### Data in this exercise ###

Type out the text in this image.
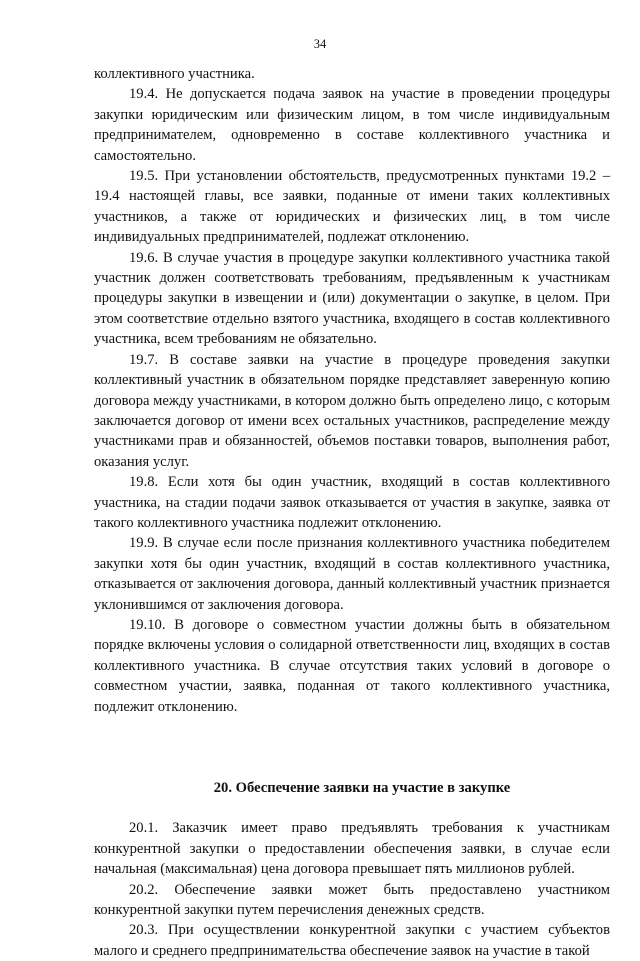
34

коллективного участника.

19.4. Не допускается подача заявок на участие в проведении процедуры закупки юридическим или физическим лицом, в том числе индивидуальным предпринимателем, одновременно в составе коллективного участника и самостоятельно.

19.5. При установлении обстоятельств, предусмотренных пунктами 19.2 – 19.4 настоящей главы, все заявки, поданные от имени таких коллективных участников, а также от юридических и физических лиц, в том числе индивидуальных предпринимателей, подлежат отклонению.

19.6. В случае участия в процедуре закупки коллективного участника такой участник должен соответствовать требованиям, предъявленным к участникам процедуры закупки в извещении и (или) документации о закупке, в целом. При этом соответствие отдельно взятого участника, входящего в состав коллективного участника, всем требованиям не обязательно.

19.7. В составе заявки на участие в процедуре проведения закупки коллективный участник в обязательном порядке представляет заверенную копию договора между участниками, в котором должно быть определено лицо, с которым заключается договор от имени всех остальных участников, распределение между участниками прав и обязанностей, объемов поставки товаров, выполнения работ, оказания услуг.

19.8. Если хотя бы один участник, входящий в состав коллективного участника, на стадии подачи заявок отказывается от участия в закупке, заявка от такого коллективного участника подлежит отклонению.

19.9. В случае если после признания коллективного участника победителем закупки хотя бы один участник, входящий в состав коллективного участника, отказывается от заключения договора, данный коллективный участник признается уклонившимся от заключения договора.

19.10. В договоре о совместном участии должны быть в обязательном порядке включены условия о солидарной ответственности лиц, входящих в состав коллективного участника. В случае отсутствия таких условий в договоре о совместном участии, заявка, поданная от такого коллективного участника, подлежит отклонению.

20. Обеспечение заявки на участие в закупке

20.1. Заказчик имеет право предъявлять требования к участникам конкурентной закупки о предоставлении обеспечения заявки, в случае если начальная (максимальная) цена договора превышает пять миллионов рублей.

20.2. Обеспечение заявки может быть предоставлено участником конкурентной закупки путем перечисления денежных средств.

20.3. При осуществлении конкурентной закупки с участием субъектов малого и среднего предпринимательства обеспечение заявок на участие в такой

###

[Exercise directions] Output the full set of records above without changing a word, and drop the images.

[Task answer]
Type out the text in this image.
34

коллективного участника.

19.4. Не допускается подача заявок на участие в проведении процедуры закупки юридическим или физическим лицом, в том числе индивидуальным предпринимателем, одновременно в составе коллективного участника и самостоятельно.

19.5. При установлении обстоятельств, предусмотренных пунктами 19.2 – 19.4 настоящей главы, все заявки, поданные от имени таких коллективных участников, а также от юридических и физических лиц, в том числе индивидуальных предпринимателей, подлежат отклонению.

19.6. В случае участия в процедуре закупки коллективного участника такой участник должен соответствовать требованиям, предъявленным к участникам процедуры закупки в извещении и (или) документации о закупке, в целом. При этом соответствие отдельно взятого участника, входящего в состав коллективного участника, всем требованиям не обязательно.

19.7. В составе заявки на участие в процедуре проведения закупки коллективный участник в обязательном порядке представляет заверенную копию договора между участниками, в котором должно быть определено лицо, с которым заключается договор от имени всех остальных участников, распределение между участниками прав и обязанностей, объемов поставки товаров, выполнения работ, оказания услуг.

19.8. Если хотя бы один участник, входящий в состав коллективного участника, на стадии подачи заявок отказывается от участия в закупке, заявка от такого коллективного участника подлежит отклонению.

19.9. В случае если после признания коллективного участника победителем закупки хотя бы один участник, входящий в состав коллективного участника, отказывается от заключения договора, данный коллективный участник признается уклонившимся от заключения договора.

19.10. В договоре о совместном участии должны быть в обязательном порядке включены условия о солидарной ответственности лиц, входящих в состав коллективного участника. В случае отсутствия таких условий в договоре о совместном участии, заявка, поданная от такого коллективного участника, подлежит отклонению.

20. Обеспечение заявки на участие в закупке

20.1. Заказчик имеет право предъявлять требования к участникам конкурентной закупки о предоставлении обеспечения заявки, в случае если начальная (максимальная) цена договора превышает пять миллионов рублей.

20.2. Обеспечение заявки может быть предоставлено участником конкурентной закупки путем перечисления денежных средств.

20.3. При осуществлении конкурентной закупки с участием субъектов малого и среднего предпринимательства обеспечение заявок на участие в такой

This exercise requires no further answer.